___ RECORD EXCERPTS ___
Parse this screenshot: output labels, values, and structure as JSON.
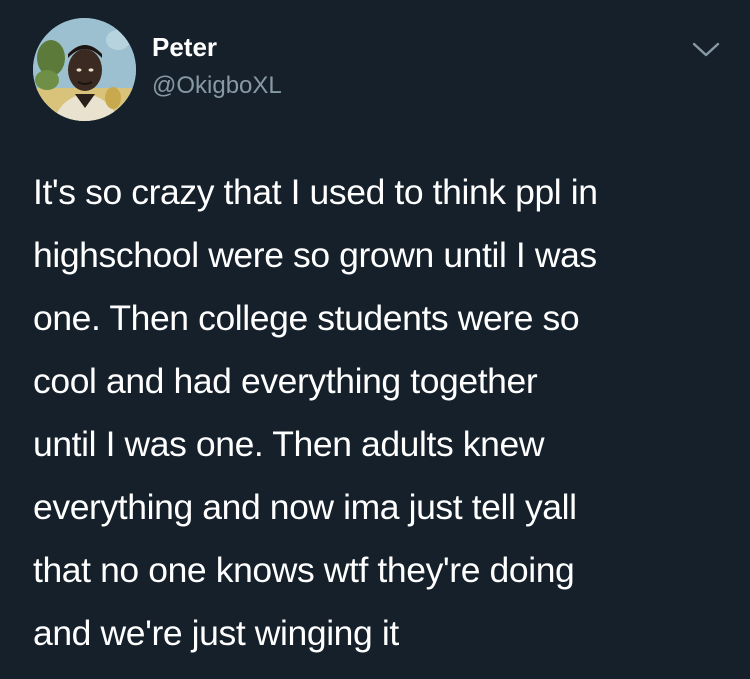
{
  "author": {
    "display_name": "Peter",
    "handle": "@OkigboXL",
    "avatar_icon": "profile-photo"
  },
  "menu": {
    "icon": "chevron-down-icon"
  },
  "tweet": {
    "lines": [
      "It's so crazy that I used to think ppl in",
      "highschool were so grown until I was",
      "one. Then college students were so",
      "cool and had everything together",
      "until I was one. Then adults knew",
      "everything and now ima just tell yall",
      "that no one knows wtf they're doing",
      "and we're just winging it"
    ]
  },
  "colors": {
    "background": "#15202b",
    "text": "#ffffff",
    "secondary_text": "#8899a6"
  }
}
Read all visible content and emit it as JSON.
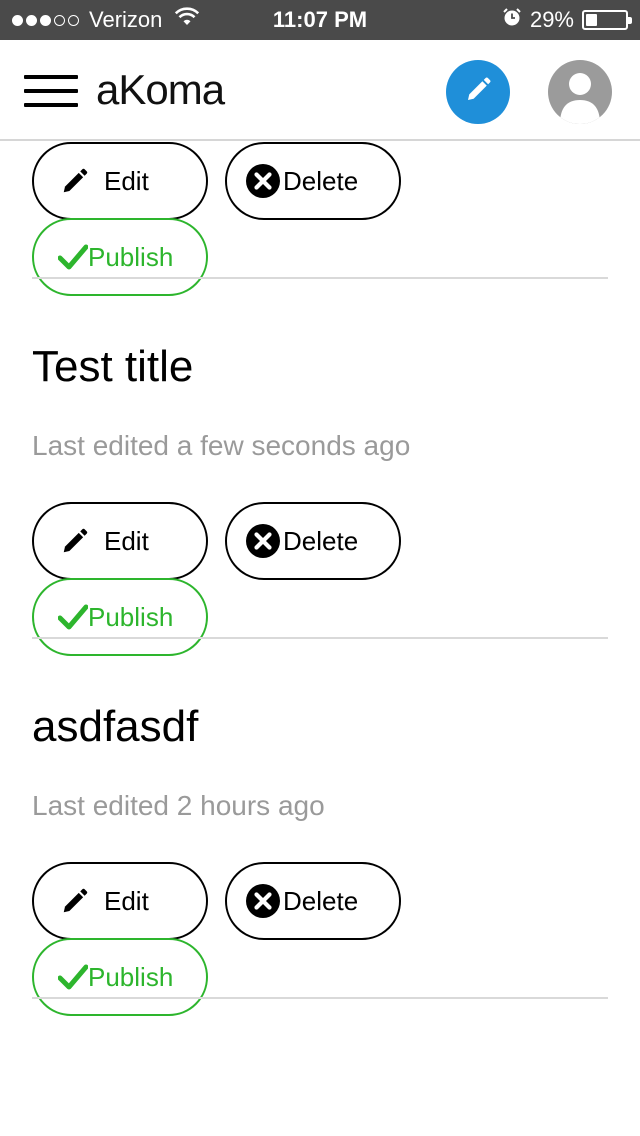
{
  "status_bar": {
    "carrier": "Verizon",
    "time": "11:07 PM",
    "battery_percent": "29%",
    "battery_level": 0.29,
    "signal_bars_filled": 3,
    "signal_bars_total": 5
  },
  "header": {
    "logo": "aKoma",
    "compose_icon": "pencil-icon",
    "menu_icon": "hamburger-menu-icon",
    "avatar_icon": "user-avatar-icon",
    "accent_color": "#1f8fd9"
  },
  "actions": {
    "edit_label": "Edit",
    "delete_label": "Delete",
    "publish_label": "Publish",
    "publish_color": "#2db52d"
  },
  "posts": [
    {
      "title": "",
      "meta": ""
    },
    {
      "title": "Test title",
      "meta": "Last edited a few seconds ago"
    },
    {
      "title": "asdfasdf",
      "meta": "Last edited 2 hours ago"
    }
  ]
}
___
Repeat the records word for word. Any picture in them should be left out.

Parse this screenshot: output labels, values, and structure as JSON.
{
  "author": {
    "display_name": "Peter",
    "handle": "@OkigboXL",
    "avatar_icon": "profile-photo"
  },
  "menu": {
    "icon": "chevron-down-icon"
  },
  "tweet": {
    "lines": [
      "It's so crazy that I used to think ppl in",
      "highschool were so grown until I was",
      "one. Then college students were so",
      "cool and had everything together",
      "until I was one. Then adults knew",
      "everything and now ima just tell yall",
      "that no one knows wtf they're doing",
      "and we're just winging it"
    ]
  },
  "colors": {
    "background": "#15202b",
    "text": "#ffffff",
    "secondary_text": "#8899a6"
  }
}
Read all visible content and emit it as JSON.
{
  "status_bar": {
    "carrier": "Verizon",
    "time": "11:07 PM",
    "battery_percent": "29%",
    "battery_level": 0.29,
    "signal_bars_filled": 3,
    "signal_bars_total": 5
  },
  "header": {
    "logo": "aKoma",
    "compose_icon": "pencil-icon",
    "menu_icon": "hamburger-menu-icon",
    "avatar_icon": "user-avatar-icon",
    "accent_color": "#1f8fd9"
  },
  "actions": {
    "edit_label": "Edit",
    "delete_label": "Delete",
    "publish_label": "Publish",
    "publish_color": "#2db52d"
  },
  "posts": [
    {
      "title": "",
      "meta": ""
    },
    {
      "title": "Test title",
      "meta": "Last edited a few seconds ago"
    },
    {
      "title": "asdfasdf",
      "meta": "Last edited 2 hours ago"
    }
  ]
}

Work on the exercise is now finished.